WHAT TO PRODUCE
Write out the data below in full. Keep it exact.

RECORDS SUPPLIED
-- START --

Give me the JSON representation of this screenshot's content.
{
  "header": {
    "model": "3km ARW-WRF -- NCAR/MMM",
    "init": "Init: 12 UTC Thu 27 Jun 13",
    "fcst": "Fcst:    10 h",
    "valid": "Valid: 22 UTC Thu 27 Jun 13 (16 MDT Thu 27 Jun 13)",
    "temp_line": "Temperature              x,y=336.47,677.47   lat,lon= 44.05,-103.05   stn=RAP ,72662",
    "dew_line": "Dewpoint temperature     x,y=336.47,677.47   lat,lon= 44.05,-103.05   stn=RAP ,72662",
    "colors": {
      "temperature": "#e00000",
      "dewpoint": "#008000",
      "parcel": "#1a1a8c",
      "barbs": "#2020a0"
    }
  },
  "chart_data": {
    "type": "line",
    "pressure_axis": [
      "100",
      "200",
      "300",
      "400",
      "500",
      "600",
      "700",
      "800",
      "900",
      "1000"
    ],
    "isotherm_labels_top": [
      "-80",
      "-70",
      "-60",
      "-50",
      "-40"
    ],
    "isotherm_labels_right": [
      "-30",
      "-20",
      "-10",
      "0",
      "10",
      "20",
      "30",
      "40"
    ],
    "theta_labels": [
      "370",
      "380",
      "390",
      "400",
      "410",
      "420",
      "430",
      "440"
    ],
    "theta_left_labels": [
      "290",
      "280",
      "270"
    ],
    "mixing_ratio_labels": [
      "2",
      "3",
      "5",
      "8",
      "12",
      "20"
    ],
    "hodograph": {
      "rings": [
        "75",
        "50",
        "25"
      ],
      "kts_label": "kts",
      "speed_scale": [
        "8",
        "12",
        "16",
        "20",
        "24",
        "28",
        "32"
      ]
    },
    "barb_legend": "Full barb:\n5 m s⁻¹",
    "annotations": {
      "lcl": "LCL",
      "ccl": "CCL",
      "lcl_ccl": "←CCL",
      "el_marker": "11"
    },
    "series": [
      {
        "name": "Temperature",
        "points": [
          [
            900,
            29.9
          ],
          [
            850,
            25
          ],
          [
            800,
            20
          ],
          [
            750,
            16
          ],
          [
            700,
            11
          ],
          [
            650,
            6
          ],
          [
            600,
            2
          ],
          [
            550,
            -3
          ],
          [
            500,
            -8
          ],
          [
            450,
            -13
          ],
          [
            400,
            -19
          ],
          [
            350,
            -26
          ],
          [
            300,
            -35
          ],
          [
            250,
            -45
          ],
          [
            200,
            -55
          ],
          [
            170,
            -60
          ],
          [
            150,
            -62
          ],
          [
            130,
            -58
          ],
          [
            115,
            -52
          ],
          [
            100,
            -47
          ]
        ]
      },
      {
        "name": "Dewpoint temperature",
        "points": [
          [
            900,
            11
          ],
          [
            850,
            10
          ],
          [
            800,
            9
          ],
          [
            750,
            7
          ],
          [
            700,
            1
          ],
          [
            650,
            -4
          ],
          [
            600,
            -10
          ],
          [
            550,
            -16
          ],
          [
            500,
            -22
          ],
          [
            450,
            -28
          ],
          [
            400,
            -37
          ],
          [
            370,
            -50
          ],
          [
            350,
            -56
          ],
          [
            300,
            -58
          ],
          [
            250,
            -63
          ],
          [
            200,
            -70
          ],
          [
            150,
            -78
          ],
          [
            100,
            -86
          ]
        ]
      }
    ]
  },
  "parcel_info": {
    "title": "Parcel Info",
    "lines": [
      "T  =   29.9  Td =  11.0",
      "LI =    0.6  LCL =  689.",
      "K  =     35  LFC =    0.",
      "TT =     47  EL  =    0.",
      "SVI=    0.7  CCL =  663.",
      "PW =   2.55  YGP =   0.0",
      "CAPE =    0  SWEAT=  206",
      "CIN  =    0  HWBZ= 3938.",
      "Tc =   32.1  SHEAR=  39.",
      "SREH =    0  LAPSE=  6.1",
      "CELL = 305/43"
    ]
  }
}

-- END --

RESULT
Give me the JSON representation of this screenshot's content.
{
  "header": {
    "model": "3km ARW-WRF -- NCAR/MMM",
    "init": "Init: 12 UTC Thu 27 Jun 13",
    "fcst": "Fcst:    10 h",
    "valid": "Valid: 22 UTC Thu 27 Jun 13 (16 MDT Thu 27 Jun 13)",
    "temp_line": "Temperature              x,y=336.47,677.47   lat,lon= 44.05,-103.05   stn=RAP ,72662",
    "dew_line": "Dewpoint temperature     x,y=336.47,677.47   lat,lon= 44.05,-103.05   stn=RAP ,72662",
    "colors": {
      "temperature": "#e00000",
      "dewpoint": "#008000",
      "parcel": "#1a1a8c",
      "barbs": "#2020a0"
    }
  },
  "chart_data": {
    "type": "line",
    "pressure_axis": [
      "100",
      "200",
      "300",
      "400",
      "500",
      "600",
      "700",
      "800",
      "900",
      "1000"
    ],
    "isotherm_labels_top": [
      "-80",
      "-70",
      "-60",
      "-50",
      "-40"
    ],
    "isotherm_labels_right": [
      "-30",
      "-20",
      "-10",
      "0",
      "10",
      "20",
      "30",
      "40"
    ],
    "theta_labels": [
      "370",
      "380",
      "390",
      "400",
      "410",
      "420",
      "430",
      "440"
    ],
    "theta_left_labels": [
      "290",
      "280",
      "270"
    ],
    "mixing_ratio_labels": [
      "2",
      "3",
      "5",
      "8",
      "12",
      "20"
    ],
    "hodograph": {
      "rings": [
        "75",
        "50",
        "25"
      ],
      "kts_label": "kts",
      "speed_scale": [
        "8",
        "12",
        "16",
        "20",
        "24",
        "28",
        "32"
      ]
    },
    "barb_legend": "Full barb:\n5 m s⁻¹",
    "annotations": {
      "lcl": "LCL",
      "ccl": "CCL",
      "lcl_ccl": "←CCL",
      "el_marker": "11"
    },
    "series": [
      {
        "name": "Temperature",
        "points": [
          [
            900,
            29.9
          ],
          [
            850,
            25
          ],
          [
            800,
            20
          ],
          [
            750,
            16
          ],
          [
            700,
            11
          ],
          [
            650,
            6
          ],
          [
            600,
            2
          ],
          [
            550,
            -3
          ],
          [
            500,
            -8
          ],
          [
            450,
            -13
          ],
          [
            400,
            -19
          ],
          [
            350,
            -26
          ],
          [
            300,
            -35
          ],
          [
            250,
            -45
          ],
          [
            200,
            -55
          ],
          [
            170,
            -60
          ],
          [
            150,
            -62
          ],
          [
            130,
            -58
          ],
          [
            115,
            -52
          ],
          [
            100,
            -47
          ]
        ]
      },
      {
        "name": "Dewpoint temperature",
        "points": [
          [
            900,
            11
          ],
          [
            850,
            10
          ],
          [
            800,
            9
          ],
          [
            750,
            7
          ],
          [
            700,
            1
          ],
          [
            650,
            -4
          ],
          [
            600,
            -10
          ],
          [
            550,
            -16
          ],
          [
            500,
            -22
          ],
          [
            450,
            -28
          ],
          [
            400,
            -37
          ],
          [
            370,
            -50
          ],
          [
            350,
            -56
          ],
          [
            300,
            -58
          ],
          [
            250,
            -63
          ],
          [
            200,
            -70
          ],
          [
            150,
            -78
          ],
          [
            100,
            -86
          ]
        ]
      }
    ]
  },
  "parcel_info": {
    "title": "Parcel Info",
    "lines": [
      "T  =   29.9  Td =  11.0",
      "LI =    0.6  LCL =  689.",
      "K  =     35  LFC =    0.",
      "TT =     47  EL  =    0.",
      "SVI=    0.7  CCL =  663.",
      "PW =   2.55  YGP =   0.0",
      "CAPE =    0  SWEAT=  206",
      "CIN  =    0  HWBZ= 3938.",
      "Tc =   32.1  SHEAR=  39.",
      "SREH =    0  LAPSE=  6.1",
      "CELL = 305/43"
    ]
  }
}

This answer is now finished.